● WHAT TO WORK ON: Assemble all lines in which the string "this" appears.
*****
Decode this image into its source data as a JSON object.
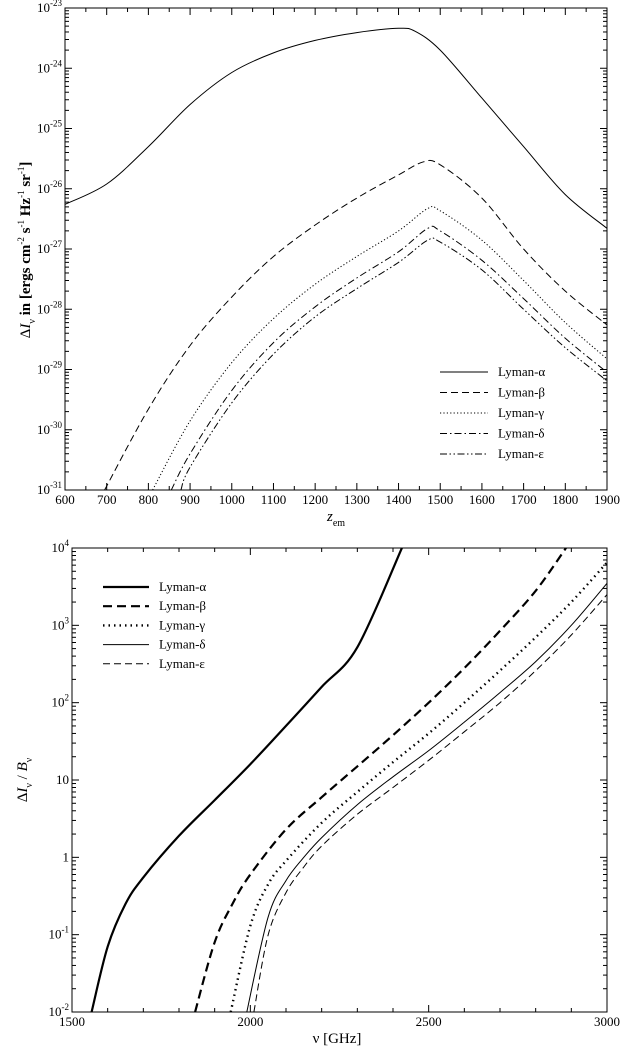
{
  "chart_data": [
    {
      "type": "line",
      "title": "",
      "xlabel": "z_em",
      "ylabel": "ΔI_ν in [ergs cm^-2 s^-1 Hz^-1 sr^-1]",
      "xlim": [
        600,
        1900
      ],
      "ylim": [
        1e-31,
        1e-23
      ],
      "yscale": "log",
      "grid": false,
      "legend_position": "bottom-right",
      "x_ticks": [
        "600",
        "700",
        "800",
        "900",
        "1000",
        "1100",
        "1200",
        "1300",
        "1400",
        "1500",
        "1600",
        "1700",
        "1800",
        "1900"
      ],
      "y_ticks": [
        {
          "base": "10",
          "exp": "-31"
        },
        {
          "base": "10",
          "exp": "-30"
        },
        {
          "base": "10",
          "exp": "-29"
        },
        {
          "base": "10",
          "exp": "-28"
        },
        {
          "base": "10",
          "exp": "-27"
        },
        {
          "base": "10",
          "exp": "-26"
        },
        {
          "base": "10",
          "exp": "-25"
        },
        {
          "base": "10",
          "exp": "-24"
        },
        {
          "base": "10",
          "exp": "-23"
        }
      ],
      "series": [
        {
          "name": "Lyman-α",
          "dash": "solid",
          "x": [
            600,
            700,
            800,
            900,
            1000,
            1100,
            1200,
            1300,
            1400,
            1440,
            1500,
            1600,
            1700,
            1800,
            1900
          ],
          "y": [
            5.5e-27,
            1.2e-26,
            5e-26,
            2.5e-25,
            8.5e-25,
            1.8e-24,
            2.9e-24,
            3.9e-24,
            4.6e-24,
            4.1e-24,
            2e-24,
            3.2e-25,
            5e-26,
            8e-27,
            2.2e-27
          ]
        },
        {
          "name": "Lyman-β",
          "dash": "dashed",
          "x": [
            695,
            800,
            900,
            1000,
            1100,
            1200,
            1300,
            1400,
            1460,
            1500,
            1600,
            1700,
            1800,
            1900
          ],
          "y": [
            1e-31,
            2.2e-30,
            2.5e-29,
            1.6e-28,
            7.5e-28,
            2.5e-27,
            7e-27,
            1.7e-26,
            2.8e-26,
            2.5e-26,
            7e-27,
            1e-27,
            2e-28,
            5.5e-29
          ]
        },
        {
          "name": "Lyman-γ",
          "dash": "dotted",
          "x": [
            810,
            900,
            1000,
            1100,
            1200,
            1300,
            1400,
            1470,
            1500,
            1600,
            1700,
            1800,
            1900
          ],
          "y": [
            1e-31,
            1.4e-30,
            1.3e-29,
            7e-29,
            2.6e-28,
            7.5e-28,
            2e-27,
            4.7e-27,
            4.3e-27,
            1.4e-27,
            3e-28,
            6e-29,
            1.5e-29
          ]
        },
        {
          "name": "Lyman-δ",
          "dash": "dashdot",
          "x": [
            855,
            900,
            1000,
            1100,
            1200,
            1300,
            1400,
            1470,
            1500,
            1600,
            1700,
            1800,
            1900
          ],
          "y": [
            1e-31,
            4e-31,
            4.5e-30,
            2.8e-29,
            1.1e-28,
            3.3e-28,
            9e-28,
            2.2e-27,
            2e-27,
            6.5e-28,
            1.5e-28,
            3.3e-29,
            9e-30
          ]
        },
        {
          "name": "Lyman-ε",
          "dash": "dashdotdot",
          "x": [
            878,
            900,
            1000,
            1100,
            1200,
            1300,
            1400,
            1470,
            1500,
            1600,
            1700,
            1800,
            1900
          ],
          "y": [
            1e-31,
            2.4e-31,
            2.8e-30,
            1.8e-29,
            7.5e-29,
            2.2e-28,
            6e-28,
            1.4e-27,
            1.3e-27,
            4.5e-28,
            1e-28,
            2.3e-29,
            6.5e-30
          ]
        }
      ]
    },
    {
      "type": "line",
      "title": "",
      "xlabel": "ν [GHz]",
      "ylabel": "ΔI_ν / B_ν",
      "xlim": [
        1500,
        3000
      ],
      "ylim": [
        0.01,
        10000
      ],
      "yscale": "log",
      "grid": false,
      "legend_position": "top-left",
      "x_ticks": [
        "1500",
        "2000",
        "2500",
        "3000"
      ],
      "y_ticks": [
        {
          "base": "10",
          "exp": "-2"
        },
        {
          "base": "10",
          "exp": "-1"
        },
        {
          "base": "1",
          "exp": ""
        },
        {
          "base": "10",
          "exp": ""
        },
        {
          "base": "10",
          "exp": "2"
        },
        {
          "base": "10",
          "exp": "3"
        },
        {
          "base": "10",
          "exp": "4"
        }
      ],
      "series": [
        {
          "name": "Lyman-α",
          "dash": "thick-solid",
          "x": [
            1555,
            1600,
            1650,
            1700,
            1800,
            1900,
            2000,
            2100,
            2200,
            2300,
            2425
          ],
          "y": [
            0.01,
            0.07,
            0.25,
            0.55,
            1.9,
            5.5,
            16,
            50,
            160,
            520,
            10000
          ]
        },
        {
          "name": "Lyman-β",
          "dash": "thick-dashed",
          "x": [
            1845,
            1900,
            1950,
            2000,
            2100,
            2200,
            2300,
            2400,
            2500,
            2600,
            2700,
            2800,
            2885
          ],
          "y": [
            0.01,
            0.08,
            0.25,
            0.6,
            2.3,
            6,
            15,
            38,
            100,
            280,
            850,
            2800,
            10000
          ]
        },
        {
          "name": "Lyman-γ",
          "dash": "thick-dotted",
          "x": [
            1945,
            2000,
            2050,
            2100,
            2200,
            2300,
            2400,
            2500,
            2600,
            2700,
            2800,
            2900,
            3000
          ],
          "y": [
            0.01,
            0.13,
            0.45,
            0.9,
            2.8,
            7,
            17,
            40,
            100,
            260,
            700,
            2000,
            6500
          ]
        },
        {
          "name": "Lyman-δ",
          "dash": "solid",
          "x": [
            1990,
            2050,
            2100,
            2150,
            2200,
            2300,
            2400,
            2500,
            2600,
            2700,
            2800,
            2900,
            3000
          ],
          "y": [
            0.01,
            0.17,
            0.5,
            1,
            1.8,
            4.8,
            11,
            24,
            56,
            135,
            340,
            1000,
            3500
          ]
        },
        {
          "name": "Lyman-ε",
          "dash": "dashed",
          "x": [
            2010,
            2050,
            2100,
            2150,
            2200,
            2300,
            2400,
            2500,
            2600,
            2700,
            2800,
            2900,
            3000
          ],
          "y": [
            0.01,
            0.1,
            0.35,
            0.75,
            1.4,
            3.6,
            8,
            18,
            42,
            100,
            260,
            750,
            2500
          ]
        }
      ]
    }
  ]
}
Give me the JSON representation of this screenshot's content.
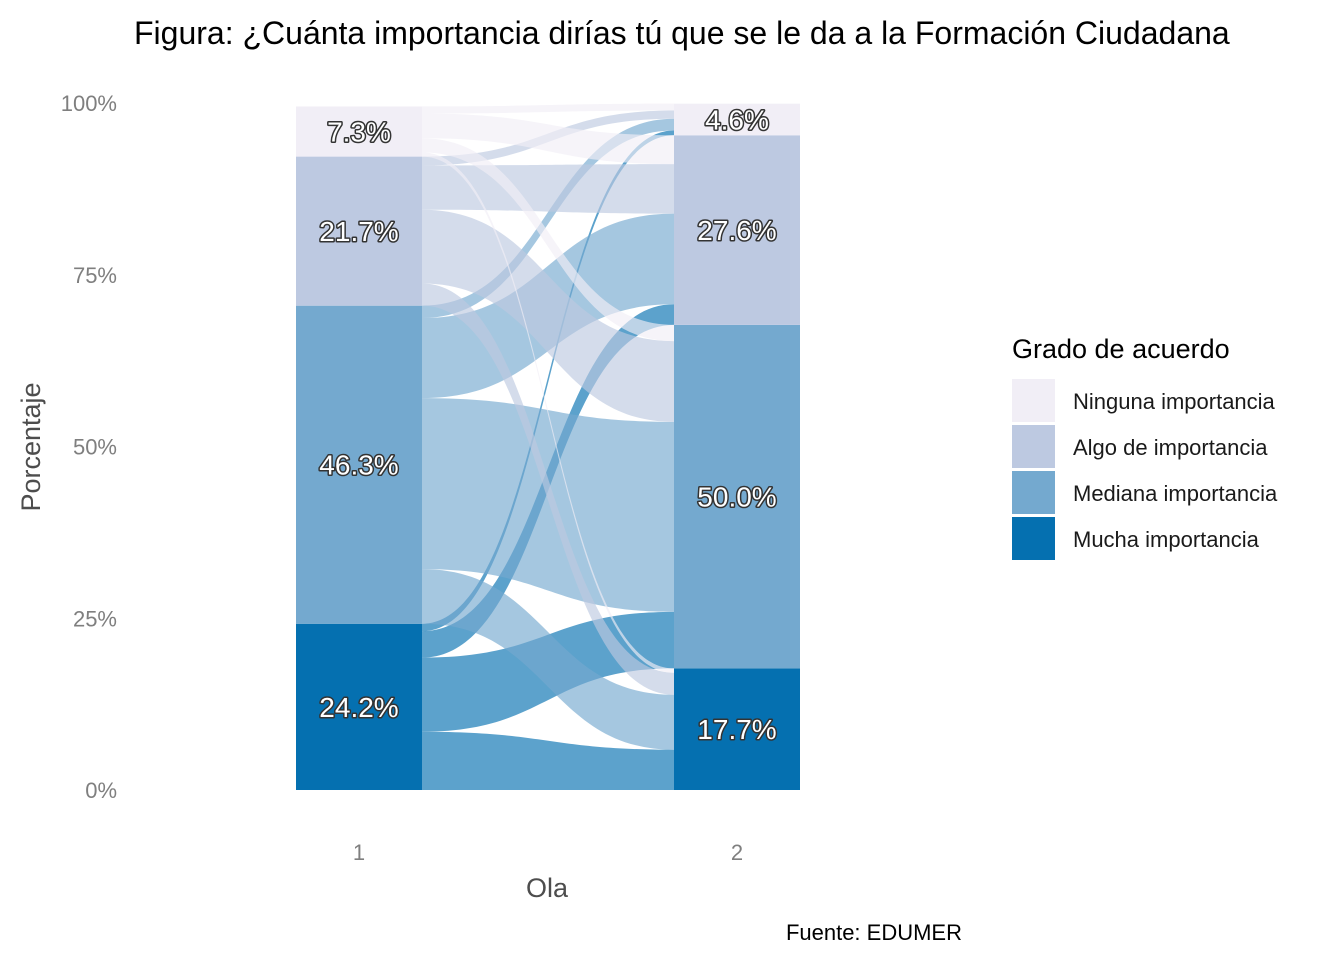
{
  "chart_data": {
    "type": "alluvial",
    "title": "Figura: ¿Cuánta importancia dirías tú que se le da a la Formación Ciudadana",
    "xlabel": "Ola",
    "ylabel": "Porcentaje",
    "caption": "Fuente: EDUMER",
    "x_categories": [
      "1",
      "2"
    ],
    "y_ticks": [
      "0%",
      "25%",
      "50%",
      "75%",
      "100%"
    ],
    "ylim": [
      0,
      100
    ],
    "legend": {
      "title": "Grado de acuerdo",
      "placement": "right",
      "items": [
        {
          "key": "ninguna",
          "label": "Ninguna importancia",
          "color": "#f1eef6"
        },
        {
          "key": "algo",
          "label": "Algo de importancia",
          "color": "#bdc9e1"
        },
        {
          "key": "mediana",
          "label": "Mediana importancia",
          "color": "#74a9cf"
        },
        {
          "key": "mucha",
          "label": "Mucha importancia",
          "color": "#0570b0"
        }
      ]
    },
    "stacks": [
      {
        "ola": "1",
        "segments": [
          {
            "key": "mucha",
            "value": 24.2,
            "label": "24.2%"
          },
          {
            "key": "mediana",
            "value": 46.3,
            "label": "46.3%"
          },
          {
            "key": "algo",
            "value": 21.7,
            "label": "21.7%"
          },
          {
            "key": "ninguna",
            "value": 7.3,
            "label": "7.3%"
          }
        ]
      },
      {
        "ola": "2",
        "segments": [
          {
            "key": "mucha",
            "value": 17.7,
            "label": "17.7%"
          },
          {
            "key": "mediana",
            "value": 50.0,
            "label": "50.0%"
          },
          {
            "key": "algo",
            "value": 27.6,
            "label": "27.6%"
          },
          {
            "key": "ninguna",
            "value": 4.6,
            "label": "4.6%"
          }
        ]
      }
    ],
    "flows": [
      {
        "from": "mucha",
        "to": "mucha",
        "value": 5.5
      },
      {
        "from": "mucha",
        "to": "mediana",
        "value": 7.0
      },
      {
        "from": "mucha",
        "to": "algo",
        "value": 2.5
      },
      {
        "from": "mucha",
        "to": "ninguna",
        "value": 0.7
      },
      {
        "from": "mediana",
        "to": "mucha",
        "value": 7.5
      },
      {
        "from": "mediana",
        "to": "mediana",
        "value": 23.5
      },
      {
        "from": "mediana",
        "to": "algo",
        "value": 11.0
      },
      {
        "from": "mediana",
        "to": "ninguna",
        "value": 1.7
      },
      {
        "from": "algo",
        "to": "mucha",
        "value": 3.0
      },
      {
        "from": "algo",
        "to": "mediana",
        "value": 10.0
      },
      {
        "from": "algo",
        "to": "algo",
        "value": 6.0
      },
      {
        "from": "algo",
        "to": "ninguna",
        "value": 1.2
      },
      {
        "from": "ninguna",
        "to": "mucha",
        "value": 0.6
      },
      {
        "from": "ninguna",
        "to": "mediana",
        "value": 2.0
      },
      {
        "from": "ninguna",
        "to": "algo",
        "value": 3.5
      },
      {
        "from": "ninguna",
        "to": "ninguna",
        "value": 1.0
      }
    ]
  }
}
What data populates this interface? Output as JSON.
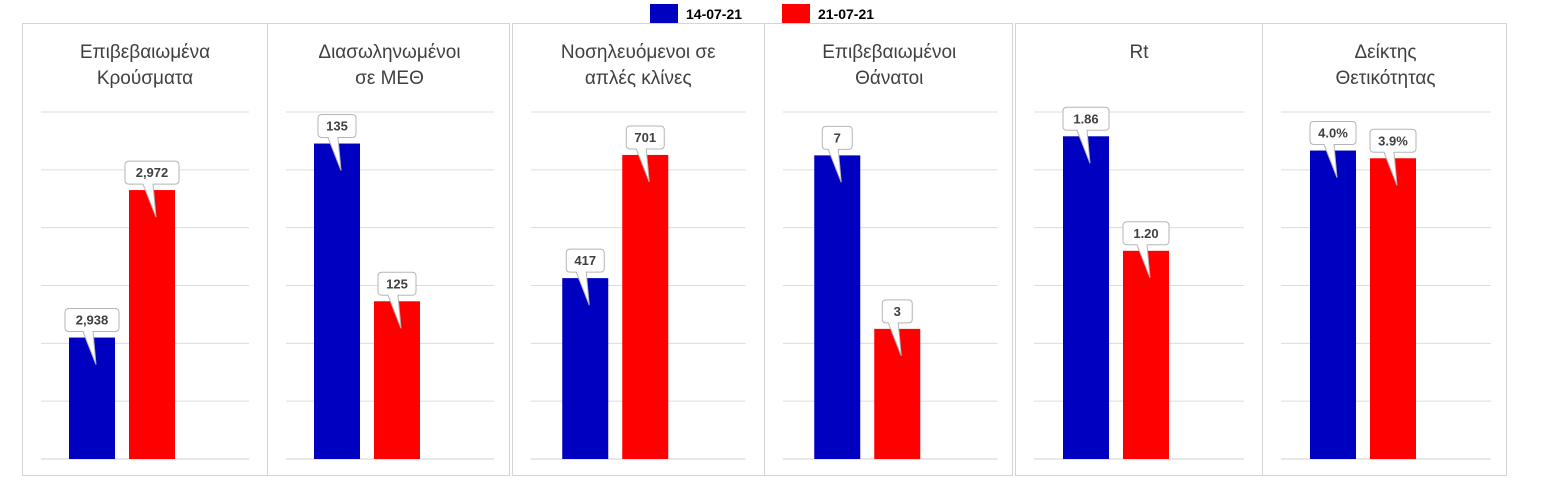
*****
● PROBLEM SOLUTION:
Decode this image into its source data as a JSON object.
Give me the JSON representation of this screenshot's content.
What data populates this interface? Output as JSON.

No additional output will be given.